■ **Set problem**:
Sift the material for lines containing "current", and return them.

* Start Data records *

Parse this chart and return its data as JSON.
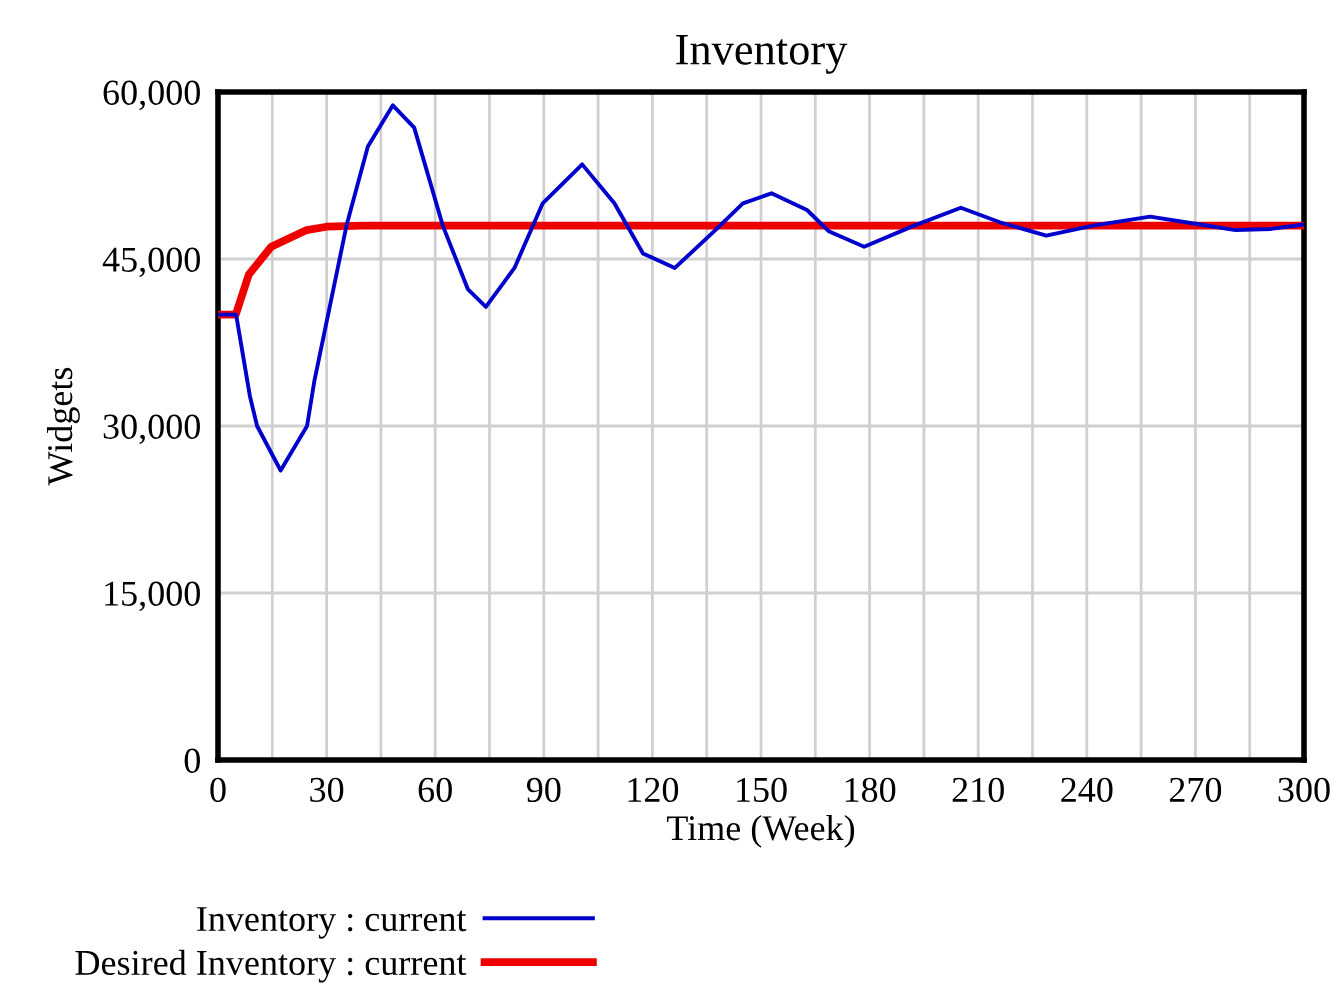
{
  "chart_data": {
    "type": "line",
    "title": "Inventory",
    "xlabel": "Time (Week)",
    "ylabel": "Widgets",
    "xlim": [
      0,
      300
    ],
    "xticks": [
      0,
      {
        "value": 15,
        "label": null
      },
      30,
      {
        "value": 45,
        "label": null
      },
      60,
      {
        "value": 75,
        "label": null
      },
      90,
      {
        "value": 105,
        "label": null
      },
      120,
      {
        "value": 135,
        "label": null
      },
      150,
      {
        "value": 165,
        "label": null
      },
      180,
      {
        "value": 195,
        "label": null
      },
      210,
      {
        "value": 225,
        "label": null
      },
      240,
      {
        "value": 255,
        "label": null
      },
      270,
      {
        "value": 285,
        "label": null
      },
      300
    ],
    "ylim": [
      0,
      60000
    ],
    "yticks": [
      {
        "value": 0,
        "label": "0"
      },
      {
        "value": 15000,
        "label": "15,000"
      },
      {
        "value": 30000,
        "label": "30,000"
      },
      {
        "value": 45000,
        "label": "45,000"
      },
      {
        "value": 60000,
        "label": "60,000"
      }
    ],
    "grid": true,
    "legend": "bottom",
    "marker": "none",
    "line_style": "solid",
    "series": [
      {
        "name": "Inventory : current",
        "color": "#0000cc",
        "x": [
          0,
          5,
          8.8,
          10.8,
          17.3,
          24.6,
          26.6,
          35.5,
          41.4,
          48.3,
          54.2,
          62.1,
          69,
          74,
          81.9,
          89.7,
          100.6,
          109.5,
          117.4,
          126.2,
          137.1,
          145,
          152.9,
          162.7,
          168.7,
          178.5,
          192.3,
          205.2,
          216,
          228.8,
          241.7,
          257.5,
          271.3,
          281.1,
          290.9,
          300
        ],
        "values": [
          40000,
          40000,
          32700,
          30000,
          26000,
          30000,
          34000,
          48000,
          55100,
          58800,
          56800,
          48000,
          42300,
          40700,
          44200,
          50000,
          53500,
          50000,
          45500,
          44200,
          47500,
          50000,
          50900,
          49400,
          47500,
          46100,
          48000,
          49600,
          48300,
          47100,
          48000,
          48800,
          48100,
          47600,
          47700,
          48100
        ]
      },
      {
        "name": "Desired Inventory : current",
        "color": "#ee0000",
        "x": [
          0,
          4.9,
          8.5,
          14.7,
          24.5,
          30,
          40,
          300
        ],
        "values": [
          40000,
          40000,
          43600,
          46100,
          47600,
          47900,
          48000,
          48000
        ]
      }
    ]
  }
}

* End Data records *

■ **The reply**:
        "name": "Inventory : current",
        "name": "Desired Inventory : current",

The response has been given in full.